Exercise objective:
From the records below, pull each line that has "Bevæg".

Material shown:

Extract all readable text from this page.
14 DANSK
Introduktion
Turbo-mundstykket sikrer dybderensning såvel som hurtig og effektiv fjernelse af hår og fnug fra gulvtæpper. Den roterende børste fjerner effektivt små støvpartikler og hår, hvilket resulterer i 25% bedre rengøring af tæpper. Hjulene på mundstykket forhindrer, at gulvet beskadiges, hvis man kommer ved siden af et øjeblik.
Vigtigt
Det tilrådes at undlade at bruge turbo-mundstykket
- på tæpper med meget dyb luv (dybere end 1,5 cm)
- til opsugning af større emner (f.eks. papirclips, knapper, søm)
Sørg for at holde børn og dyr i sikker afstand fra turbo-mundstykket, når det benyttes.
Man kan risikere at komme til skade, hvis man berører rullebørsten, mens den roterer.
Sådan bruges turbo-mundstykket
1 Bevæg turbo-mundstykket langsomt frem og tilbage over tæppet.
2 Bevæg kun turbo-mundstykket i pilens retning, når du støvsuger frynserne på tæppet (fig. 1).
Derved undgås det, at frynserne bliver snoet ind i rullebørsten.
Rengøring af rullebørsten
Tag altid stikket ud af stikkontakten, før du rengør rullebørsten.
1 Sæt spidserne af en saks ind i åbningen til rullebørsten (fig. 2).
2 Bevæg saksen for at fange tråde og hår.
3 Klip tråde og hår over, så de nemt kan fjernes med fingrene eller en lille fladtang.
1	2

Exercise answer:
1 Bevæg turbo-mundstykket langsomt frem og tilbage over tæppet.
2 Bevæg kun turbo-mundstykket i pilens retning, når du støvsuger frynserne på tæppet (fig. 1).
2 Bevæg saksen for at fange tråde og hår.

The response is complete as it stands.